> [Exercise inputs]
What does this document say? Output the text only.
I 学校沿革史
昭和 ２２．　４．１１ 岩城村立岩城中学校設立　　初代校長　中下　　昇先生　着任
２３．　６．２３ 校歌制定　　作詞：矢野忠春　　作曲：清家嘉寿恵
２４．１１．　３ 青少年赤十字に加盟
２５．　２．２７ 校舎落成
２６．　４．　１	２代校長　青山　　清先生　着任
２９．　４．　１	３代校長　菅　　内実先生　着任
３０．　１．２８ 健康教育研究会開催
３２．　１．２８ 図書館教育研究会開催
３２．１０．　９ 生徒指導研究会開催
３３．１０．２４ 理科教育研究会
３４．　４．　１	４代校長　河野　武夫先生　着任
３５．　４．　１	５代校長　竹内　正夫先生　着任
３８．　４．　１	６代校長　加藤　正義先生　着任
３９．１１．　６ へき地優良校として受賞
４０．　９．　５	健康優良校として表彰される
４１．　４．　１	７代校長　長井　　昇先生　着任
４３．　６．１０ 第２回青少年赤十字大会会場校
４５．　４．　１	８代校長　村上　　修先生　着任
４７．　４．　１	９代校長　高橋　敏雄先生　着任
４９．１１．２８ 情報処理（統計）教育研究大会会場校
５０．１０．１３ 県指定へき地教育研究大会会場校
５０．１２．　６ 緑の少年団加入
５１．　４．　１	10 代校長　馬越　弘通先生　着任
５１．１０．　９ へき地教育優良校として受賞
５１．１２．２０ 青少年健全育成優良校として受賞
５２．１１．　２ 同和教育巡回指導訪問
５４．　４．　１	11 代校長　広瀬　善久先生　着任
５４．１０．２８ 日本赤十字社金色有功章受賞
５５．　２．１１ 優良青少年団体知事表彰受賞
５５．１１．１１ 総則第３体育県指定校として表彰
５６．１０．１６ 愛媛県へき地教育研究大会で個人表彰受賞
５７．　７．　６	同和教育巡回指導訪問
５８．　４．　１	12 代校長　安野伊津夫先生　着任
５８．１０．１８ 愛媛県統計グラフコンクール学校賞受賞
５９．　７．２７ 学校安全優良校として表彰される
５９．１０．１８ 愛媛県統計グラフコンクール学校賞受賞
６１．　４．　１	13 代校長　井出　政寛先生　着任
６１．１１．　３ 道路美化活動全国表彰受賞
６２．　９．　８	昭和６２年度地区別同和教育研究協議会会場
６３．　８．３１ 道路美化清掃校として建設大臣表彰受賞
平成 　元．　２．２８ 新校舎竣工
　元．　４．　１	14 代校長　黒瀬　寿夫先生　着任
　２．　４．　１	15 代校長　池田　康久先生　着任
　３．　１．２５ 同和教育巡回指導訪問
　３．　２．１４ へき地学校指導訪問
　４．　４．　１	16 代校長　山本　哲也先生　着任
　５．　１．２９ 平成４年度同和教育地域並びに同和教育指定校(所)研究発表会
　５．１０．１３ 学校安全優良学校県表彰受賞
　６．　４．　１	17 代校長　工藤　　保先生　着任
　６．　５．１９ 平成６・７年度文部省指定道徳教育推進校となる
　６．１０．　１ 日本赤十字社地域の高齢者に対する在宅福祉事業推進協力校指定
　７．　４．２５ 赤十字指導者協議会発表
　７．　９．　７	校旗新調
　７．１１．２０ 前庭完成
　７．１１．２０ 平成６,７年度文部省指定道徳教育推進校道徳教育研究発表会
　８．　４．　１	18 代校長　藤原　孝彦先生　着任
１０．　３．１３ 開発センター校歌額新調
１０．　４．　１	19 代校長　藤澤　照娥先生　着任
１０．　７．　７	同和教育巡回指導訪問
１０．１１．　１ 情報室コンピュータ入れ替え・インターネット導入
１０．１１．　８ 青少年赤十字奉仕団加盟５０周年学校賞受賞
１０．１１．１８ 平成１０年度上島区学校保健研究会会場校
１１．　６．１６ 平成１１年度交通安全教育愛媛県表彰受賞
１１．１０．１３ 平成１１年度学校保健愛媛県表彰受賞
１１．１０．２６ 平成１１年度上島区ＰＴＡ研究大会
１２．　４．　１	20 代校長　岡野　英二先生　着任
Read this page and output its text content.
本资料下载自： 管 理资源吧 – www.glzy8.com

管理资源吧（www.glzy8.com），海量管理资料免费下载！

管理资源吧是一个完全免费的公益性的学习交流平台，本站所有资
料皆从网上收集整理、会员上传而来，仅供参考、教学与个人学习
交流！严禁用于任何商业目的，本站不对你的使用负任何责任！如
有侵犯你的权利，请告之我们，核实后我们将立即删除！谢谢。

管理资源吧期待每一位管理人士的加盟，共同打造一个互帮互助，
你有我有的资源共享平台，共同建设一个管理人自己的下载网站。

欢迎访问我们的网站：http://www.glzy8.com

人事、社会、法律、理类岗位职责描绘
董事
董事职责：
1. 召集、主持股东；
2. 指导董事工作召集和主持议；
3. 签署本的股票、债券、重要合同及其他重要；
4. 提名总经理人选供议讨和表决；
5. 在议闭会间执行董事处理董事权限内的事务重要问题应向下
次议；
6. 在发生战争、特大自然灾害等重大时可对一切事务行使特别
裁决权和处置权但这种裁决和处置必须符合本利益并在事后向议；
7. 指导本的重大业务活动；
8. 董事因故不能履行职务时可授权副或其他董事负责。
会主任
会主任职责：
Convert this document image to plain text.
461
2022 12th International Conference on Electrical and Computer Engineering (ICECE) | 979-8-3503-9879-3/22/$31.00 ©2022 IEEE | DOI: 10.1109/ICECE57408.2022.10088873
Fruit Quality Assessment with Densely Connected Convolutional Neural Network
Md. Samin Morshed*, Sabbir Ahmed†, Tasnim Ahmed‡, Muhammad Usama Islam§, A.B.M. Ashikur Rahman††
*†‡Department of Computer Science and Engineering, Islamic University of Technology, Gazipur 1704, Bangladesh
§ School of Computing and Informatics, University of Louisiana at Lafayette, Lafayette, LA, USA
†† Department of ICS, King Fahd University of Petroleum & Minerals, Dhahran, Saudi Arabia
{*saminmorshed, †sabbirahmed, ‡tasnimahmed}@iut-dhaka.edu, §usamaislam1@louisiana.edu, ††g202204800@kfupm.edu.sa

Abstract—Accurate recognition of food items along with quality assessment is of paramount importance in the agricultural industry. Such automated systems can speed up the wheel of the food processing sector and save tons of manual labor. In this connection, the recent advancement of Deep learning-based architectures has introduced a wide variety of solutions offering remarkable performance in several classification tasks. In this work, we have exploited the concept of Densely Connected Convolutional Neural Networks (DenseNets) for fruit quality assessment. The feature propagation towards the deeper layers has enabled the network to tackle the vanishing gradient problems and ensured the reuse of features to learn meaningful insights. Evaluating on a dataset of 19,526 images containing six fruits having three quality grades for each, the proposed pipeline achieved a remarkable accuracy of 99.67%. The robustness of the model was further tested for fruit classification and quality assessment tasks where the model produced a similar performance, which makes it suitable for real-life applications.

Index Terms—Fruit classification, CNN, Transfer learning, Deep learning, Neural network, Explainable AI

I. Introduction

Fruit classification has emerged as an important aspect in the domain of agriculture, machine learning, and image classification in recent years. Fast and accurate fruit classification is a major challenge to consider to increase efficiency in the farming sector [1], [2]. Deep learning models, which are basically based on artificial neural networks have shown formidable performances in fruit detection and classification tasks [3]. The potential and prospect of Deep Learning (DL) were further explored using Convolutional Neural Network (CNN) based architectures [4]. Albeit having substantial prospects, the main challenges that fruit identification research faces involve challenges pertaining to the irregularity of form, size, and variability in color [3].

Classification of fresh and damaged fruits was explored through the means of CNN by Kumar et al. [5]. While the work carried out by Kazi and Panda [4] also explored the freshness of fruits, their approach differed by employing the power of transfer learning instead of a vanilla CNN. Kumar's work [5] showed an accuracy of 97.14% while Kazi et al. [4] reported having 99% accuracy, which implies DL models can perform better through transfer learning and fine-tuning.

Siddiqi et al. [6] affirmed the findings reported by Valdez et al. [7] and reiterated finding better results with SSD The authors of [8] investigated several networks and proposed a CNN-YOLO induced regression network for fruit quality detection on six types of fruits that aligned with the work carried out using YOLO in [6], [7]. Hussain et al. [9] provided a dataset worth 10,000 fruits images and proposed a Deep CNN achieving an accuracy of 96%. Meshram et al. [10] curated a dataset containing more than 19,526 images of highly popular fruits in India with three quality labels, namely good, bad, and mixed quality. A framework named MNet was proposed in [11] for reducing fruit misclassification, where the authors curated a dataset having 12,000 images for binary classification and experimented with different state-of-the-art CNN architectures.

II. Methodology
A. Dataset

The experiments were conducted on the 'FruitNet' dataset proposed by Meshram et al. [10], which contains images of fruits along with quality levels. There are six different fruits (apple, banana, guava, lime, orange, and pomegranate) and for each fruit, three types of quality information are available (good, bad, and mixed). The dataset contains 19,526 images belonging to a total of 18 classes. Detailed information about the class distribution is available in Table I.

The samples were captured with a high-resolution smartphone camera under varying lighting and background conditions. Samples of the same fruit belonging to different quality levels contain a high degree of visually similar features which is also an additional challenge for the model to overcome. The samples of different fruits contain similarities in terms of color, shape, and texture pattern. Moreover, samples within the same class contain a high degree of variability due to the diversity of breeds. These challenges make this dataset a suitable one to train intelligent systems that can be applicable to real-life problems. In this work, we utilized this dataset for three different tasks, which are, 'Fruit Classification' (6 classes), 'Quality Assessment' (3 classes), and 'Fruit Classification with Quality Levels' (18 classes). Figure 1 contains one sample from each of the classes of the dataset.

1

> [Problem statement] From the data above, work out how many lines contain the string "Department" and reply with only the number.

> [Exercise result] 2